SET EXERCISE: Scan the entries below and report only how many lines contain "vlotterpunt".

━━━━━━━━━━━━━━━━━━━━

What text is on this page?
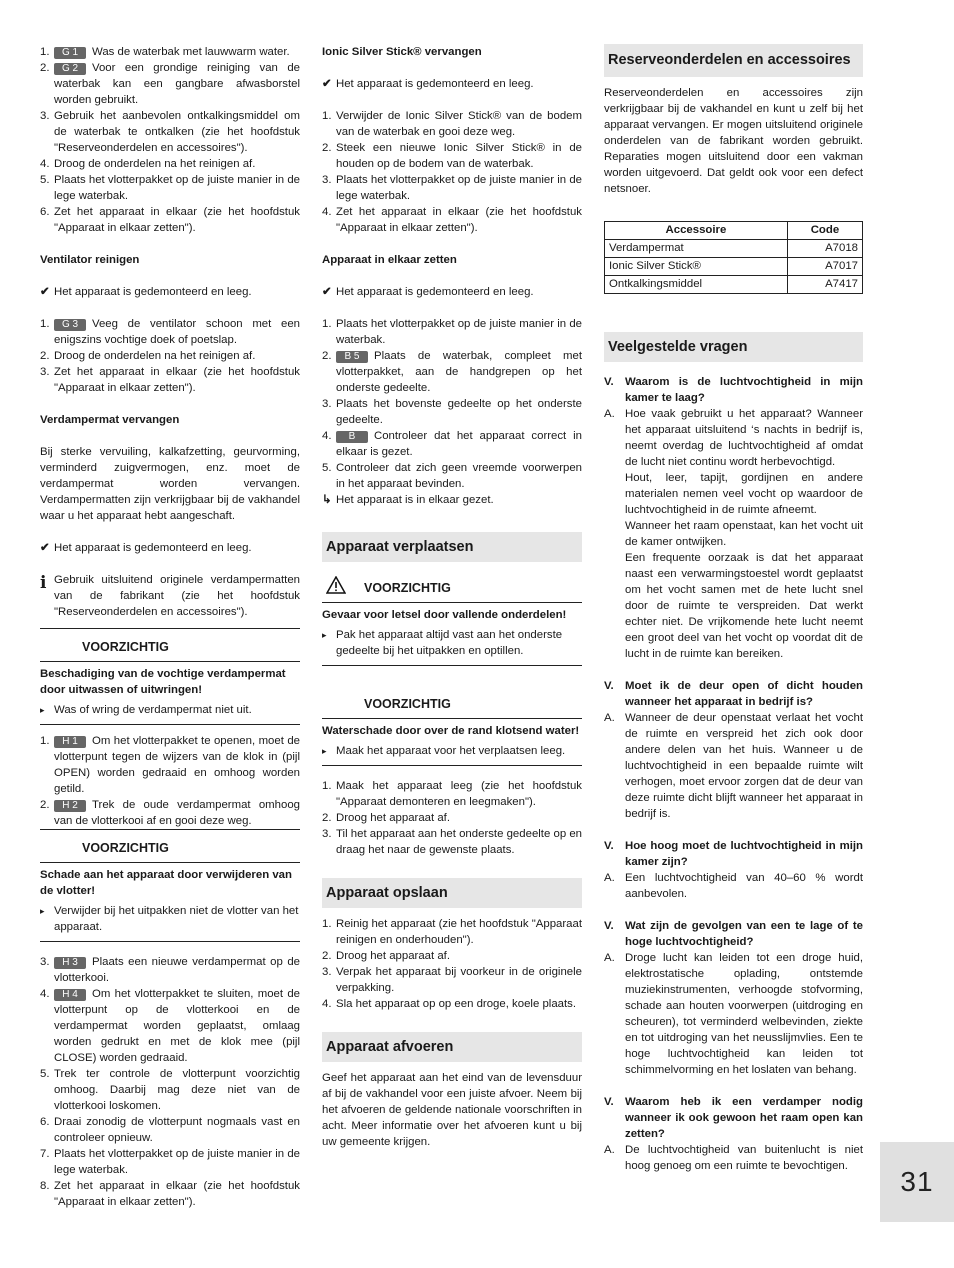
1. G 1 Was de waterbak met lauwwarm water.
2. G 2 Voor een grondige reiniging van de waterbak kan een gangbare afwasborstel worden gebruikt.
3. Gebruik het aanbevolen ontkalkingsmiddel om de waterbak te ontkalken (zie het hoofdstuk "Reserveonderdelen en accessoires").
4. Droog de onderdelen na het reinigen af.
5. Plaats het vlotterpakket op de juiste manier in de lege waterbak.
6. Zet het apparaat in elkaar (zie het hoofdstuk "Apparaat in elkaar zetten").

Ventilator reinigen

✔ Het apparaat is gedemonteerd en leeg.
1. G 3 Veeg de ventilator schoon met een enigszins vochtige doek of poetslap.
2. Droog de onderdelen na het reinigen af.
3. Zet het apparaat in elkaar (zie het hoofdstuk "Apparaat in elkaar zetten").

Verdampermat vervangen

Bij sterke vervuiling, kalkafzetting, geurvorming, verminderd zuigvermogen, enz. moet de verdampermat worden vervangen. Verdampermatten zijn verkrijgbaar bij de vakhandel waar u het apparaat hebt aangeschaft.

✔ Het apparaat is gedemonteerd en leeg.
i Gebruik uitsluitend originele verdampermatten van de fabrikant (zie het hoofdstuk "Reserveonderdelen en accessoires").
VOORZICHTIG
Beschadiging van de vochtige verdampermat door uitwassen of uitwringen!
▸ Was of wring de verdampermat niet uit.
1. H 1 Om het vlotterpakket te openen, moet de vlotterpunt tegen de wijzers van de klok in (pijl OPEN) worden gedraaid en omhoog worden getild.
2. H 2 Trek de oude verdampermat omhoog van de vlotterkooi af en gooi deze weg.
VOORZICHTIG
Schade aan het apparaat door verwijderen van de vlotter!
▸ Verwijder bij het uitpakken niet de vlotter van het apparaat.
3. H 3 Plaats een nieuwe verdampermat op de vlotterkooi.
4. H 4 Om het vlotterpakket te sluiten, moet de vlotterpunt op de vlotterkooi en de verdampermat worden geplaatst, omlaag worden gedrukt en met de klok mee (pijl CLOSE) worden gedraaid.
5. Trek ter controle de vlotterpunt voorzichtig omhoog. Daarbij mag deze niet van de vlotterkooi loskomen.
6. Draai zonodig de vlotterpunt nogmaals vast en controleer opnieuw.
7. Plaats het vlotterpakket op de juiste manier in de lege waterbak.
8. Zet het apparaat in elkaar (zie het hoofdstuk "Apparaat in elkaar zetten").

Ionic Silver Stick® vervangen

✔ Het apparaat is gedemonteerd en leeg.
1. Verwijder de Ionic Silver Stick® van de bodem van de waterbak en gooi deze weg.
2. Steek een nieuwe Ionic Silver Stick® in de houden op de bodem van de waterbak.
3. Plaats het vlotterpakket op de juiste manier in de lege waterbak.
4. Zet het apparaat in elkaar (zie het hoofdstuk "Apparaat in elkaar zetten").

Apparaat in elkaar zetten

✔ Het apparaat is gedemonteerd en leeg.
1. Plaats het vlotterpakket op de juiste manier in de waterbak.
2. B 5 Plaats de waterbak, compleet met vlotterpakket, aan de handgrepen op het onderste gedeelte.
3. Plaats het bovenste gedeelte op het onderste gedeelte.
4. B Controleer dat het apparaat correct in elkaar is gezet.
5. Controleer dat zich geen vreemde voorwerpen in het apparaat bevinden.
↳ Het apparaat is in elkaar gezet.

Apparaat verplaatsen

VOORZICHTIG
Gevaar voor letsel door vallende onderdelen!
▸ Pak het apparaat altijd vast aan het onderste gedeelte bij het uitpakken en optillen.
VOORZICHTIG
Waterschade door over de rand klotsend water!
▸ Maak het apparaat voor het verplaatsen leeg.
1. Maak het apparaat leeg (zie het hoofdstuk "Apparaat demonteren en leegmaken").
2. Droog het apparaat af.
3. Til het apparaat aan het onderste gedeelte op en draag het naar de gewenste plaats.

Apparaat opslaan

1. Reinig het apparaat (zie het hoofdstuk "Apparaat reinigen en onderhouden").
2. Droog het apparaat af.
3. Verpak het apparaat bij voorkeur in de originele verpakking.
4. Sla het apparaat op op een droge, koele plaats.

Apparaat afvoeren

Geef het apparaat aan het eind van de levensduur af bij de vakhandel voor een juiste afvoer. Neem bij het afvoeren de geldende nationale voorschriften in acht. Meer informatie over het afvoeren kunt u bij uw gemeente krijgen.

Reserveonderdelen en accessoires

Reserveonderdelen en accessoires zijn verkrijgbaar bij de vakhandel en kunt u zelf bij het apparaat vervangen. Er mogen uitsluitend originele onderdelen van de fabrikant worden gebruikt. Reparaties mogen uitsluitend door een vakman worden uitgevoerd. Dat geldt ook voor een defect netsnoer.

Accessoire	Code
Verdampermat	A7018
Ionic Silver Stick®	A7017
Ontkalkingsmiddel	A7417

Veelgestelde vragen

V. Waarom is de luchtvochtigheid in mijn kamer te laag?
A. Hoe vaak gebruikt u het apparaat? Wanneer het apparaat uitsluitend ‘s nachts in bedrijf is, neemt overdag de luchtvochtigheid af omdat de lucht niet continu wordt herbevochtigd.
Hout, leer, tapijt, gordijnen en andere materialen nemen veel vocht op waardoor de luchtvochtigheid in de ruimte afneemt.
Wanneer het raam openstaat, kan het vocht uit de kamer ontwijken.
Een frequente oorzaak is dat het apparaat naast een verwarmingstoestel wordt geplaatst om het vocht samen met de hete lucht snel door de ruimte te verspreiden. Dat werkt echter niet. De vrijkomende hete lucht neemt een groot deel van het vocht op voordat dit de lucht in de ruimte kan bereiken.
V. Moet ik de deur open of dicht houden wanneer het apparaat in bedrijf is?
A. Wanneer de deur openstaat verlaat het vocht de ruimte en verspreid het zich ook door andere delen van het huis. Wanneer u de luchtvochtigheid in een bepaalde ruimte wilt verhogen, moet ervoor zorgen dat de deur van deze ruimte dicht blijft wanneer het apparaat in bedrijf is.
V. Hoe hoog moet de luchtvochtigheid in mijn kamer zijn?
A. Een luchtvochtigheid van 40–60 % wordt aanbevolen.
V. Wat zijn de gevolgen van een te lage of te hoge luchtvochtigheid?
A. Droge lucht kan leiden tot een droge huid, elektrostatische oplading, ontstemde muziekinstrumenten, verhoogde stofvorming, schade aan houten voorwerpen (uitdroging en scheuren), tot verminderd welbevinden, ziekte en tot uitdroging van het neusslijmvlies. Een te hoge luchtvochtigheid kan leiden tot schimmelvorming en het loslaten van behang.
V. Waarom heb ik een verdamper nodig wanneer ik ook gewoon het raam open kan zetten?
A. De luchtvochtigheid van buitenlucht is niet hoog genoeg om een ruimte te bevochtigen.	31
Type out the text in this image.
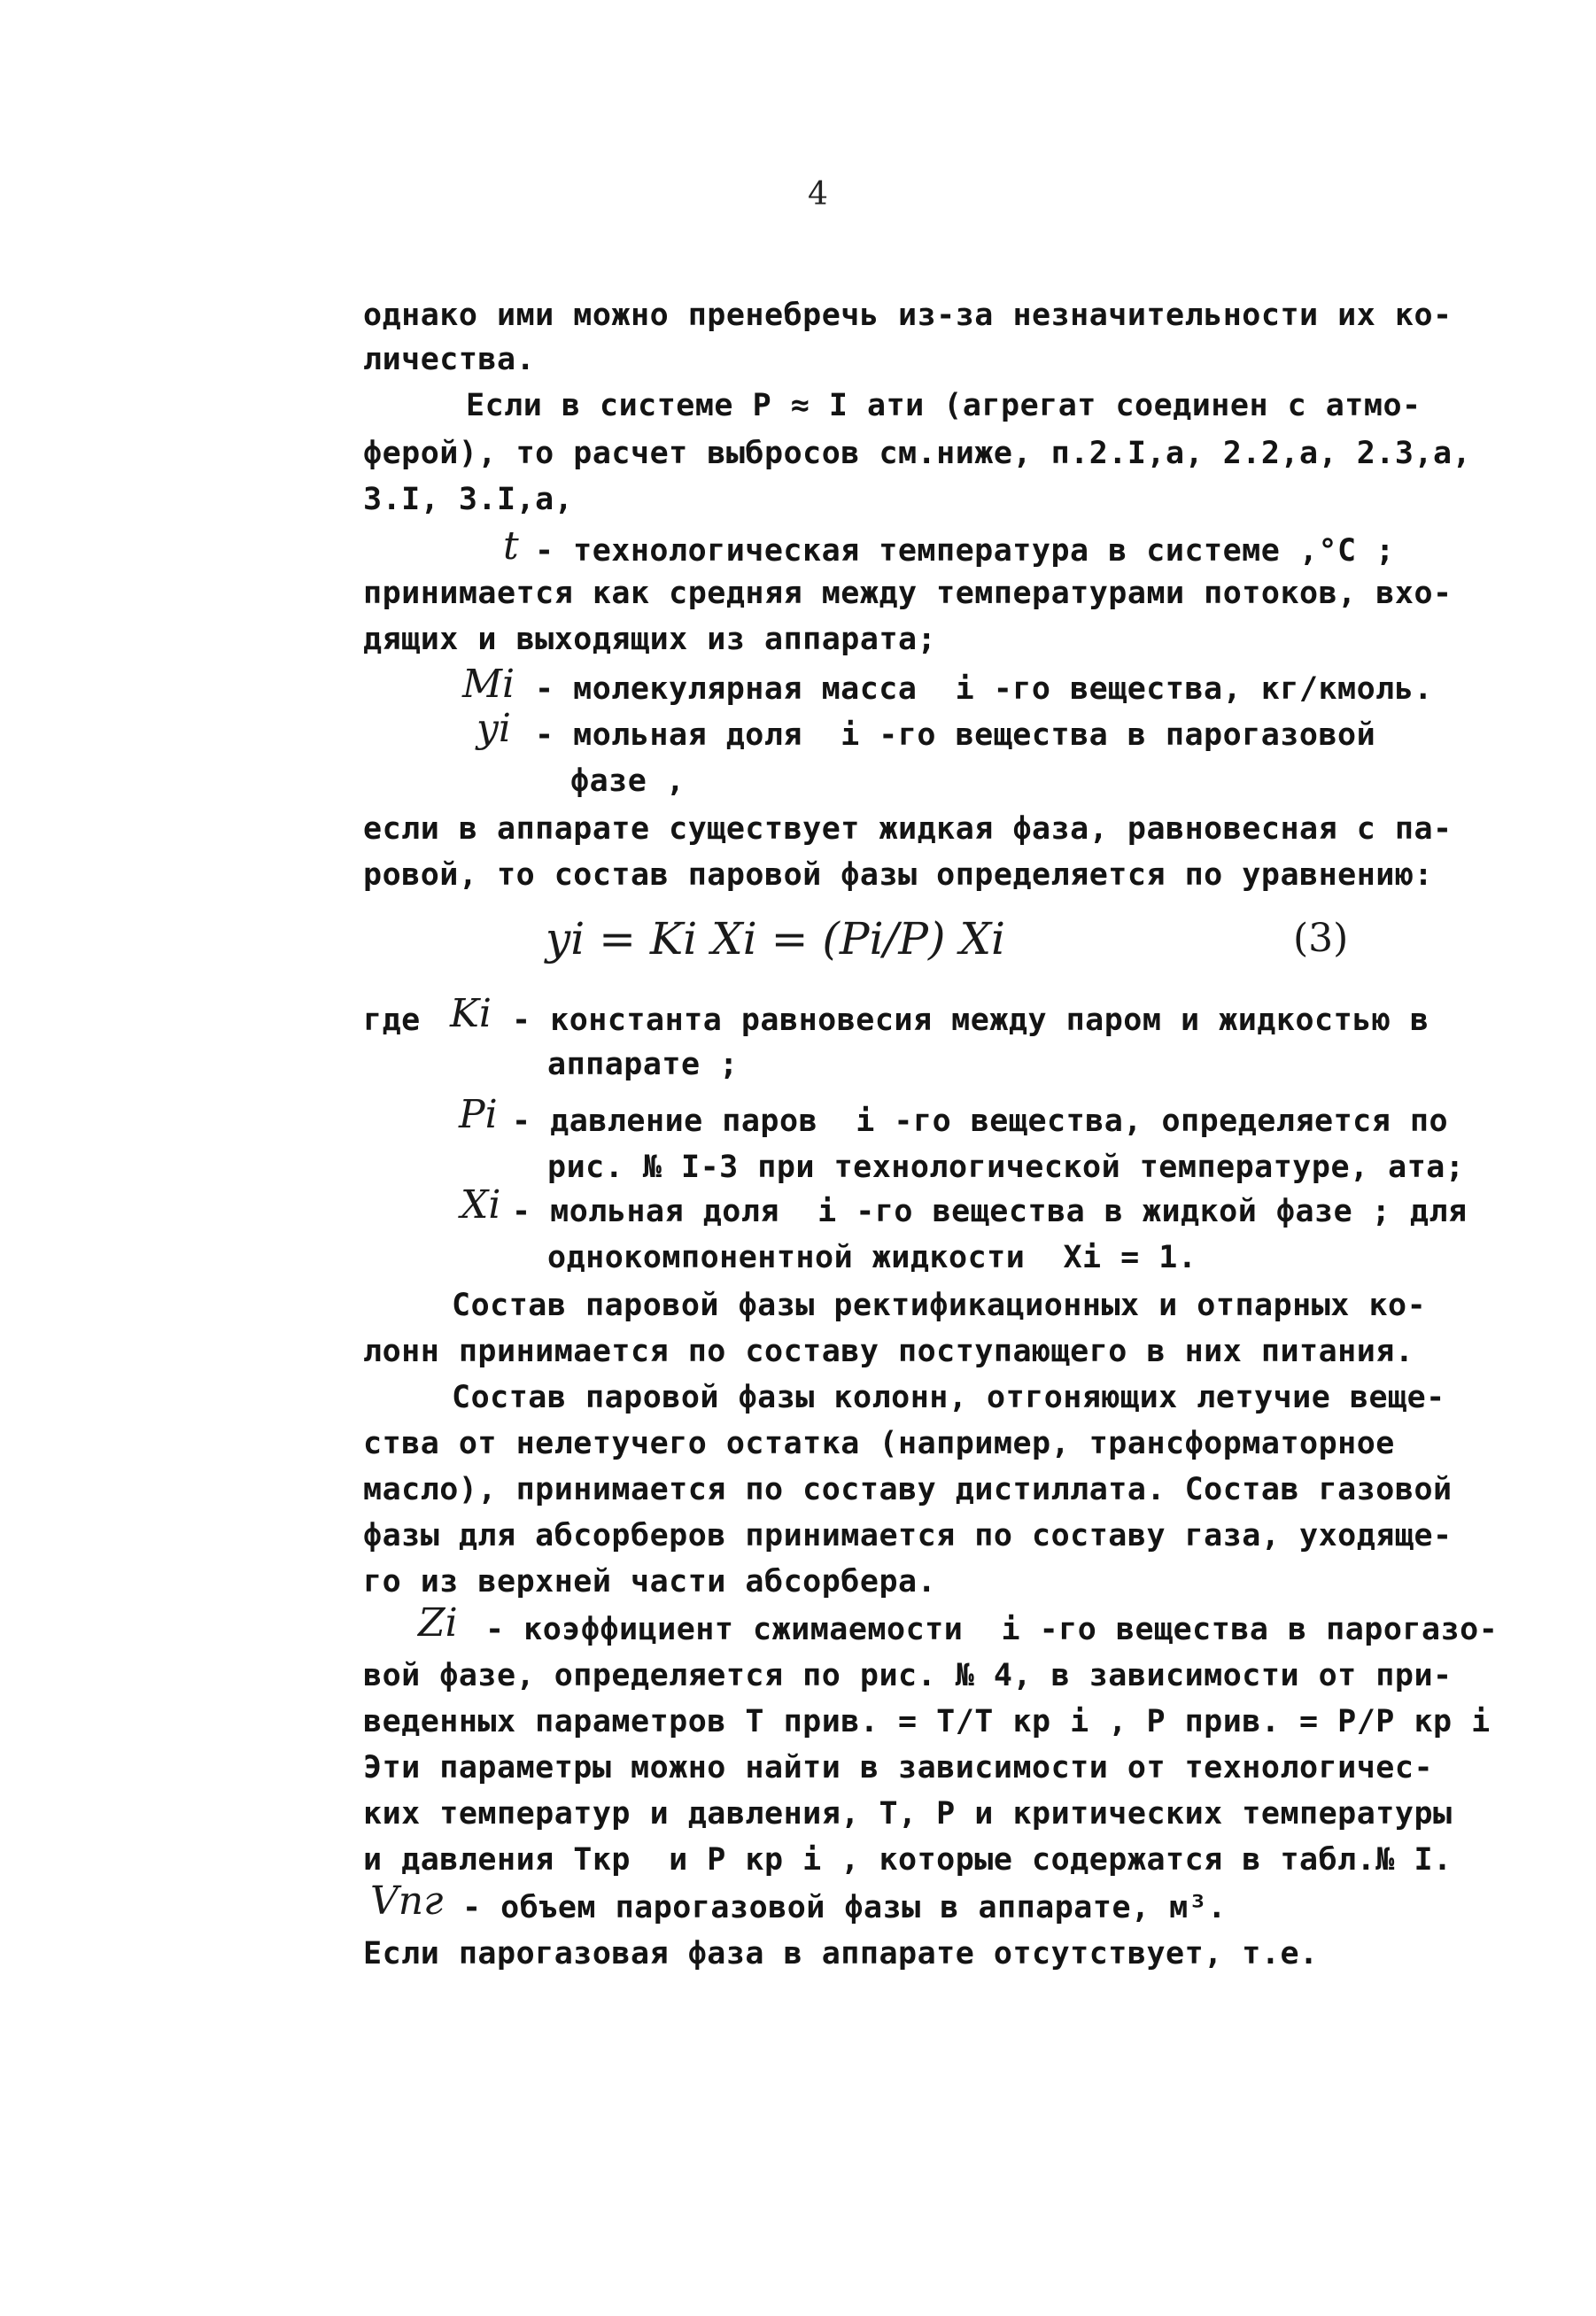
4
однако ими можно пренебречь из-за незначительности их ко-
личества.
Если в системе Р ≈ I ати (агрегат соединен с атмо-
ферой), то расчет выбросов см.ниже, п.2.I,а, 2.2,а, 2.3,а,
3.I, 3.I,а,
t - технологическая температура в системе ,°С ;
принимается как средняя между температурами потоков, вхо-
дящих и выходящих из аппарата;
Mi - молекулярная масса  i -го вещества, кг/кмоль.
yi - мольная доля  i -го вещества в парогазовой
фазе ,
если в аппарате существует жидкая фаза, равновесная с па-
ровой, то состав паровой фазы определяется по уравнению:
yi = Ki Xi = (Pi/P) Xi	(3)
где Ki - константа равновесия между паром и жидкостью в
аппарате ;
Pi - давление паров  i -го вещества, определяется по
рис. № I-3 при технологической температуре, ата;
Xi - мольная доля  i -го вещества в жидкой фазе ; для
однокомпонентной жидкости  Xi = 1.
Состав паровой фазы ректификационных и отпарных ко-
лонн принимается по составу поступающего в них питания.
Состав паровой фазы колонн, отгоняющих летучие веще-
ства от нелетучего остатка (например, трансформаторное
масло), принимается по составу дистиллата. Состав газовой
фазы для абсорберов принимается по составу газа, уходяще-
го из верхней части абсорбера.
Zi - коэффициент сжимаемости  i -го вещества в парогазо-
вой фазе, определяется по рис. № 4, в зависимости от при-
веденных параметров Т прив. = Т/Т кр i , Р прив. = Р/Р кр i
Эти параметры можно найти в зависимости от технологичес-
ких температур и давления, Т, Р и критических температуры
и давления Ткр  и Р кр i , которые содержатся в табл.№ I.
Vпг - объем парогазовой фазы в аппарате, м³.
Если парогазовая фаза в аппарате отсутствует, т.е.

━━━━━━━━━━━━━━━━━━━━

REPLY: 4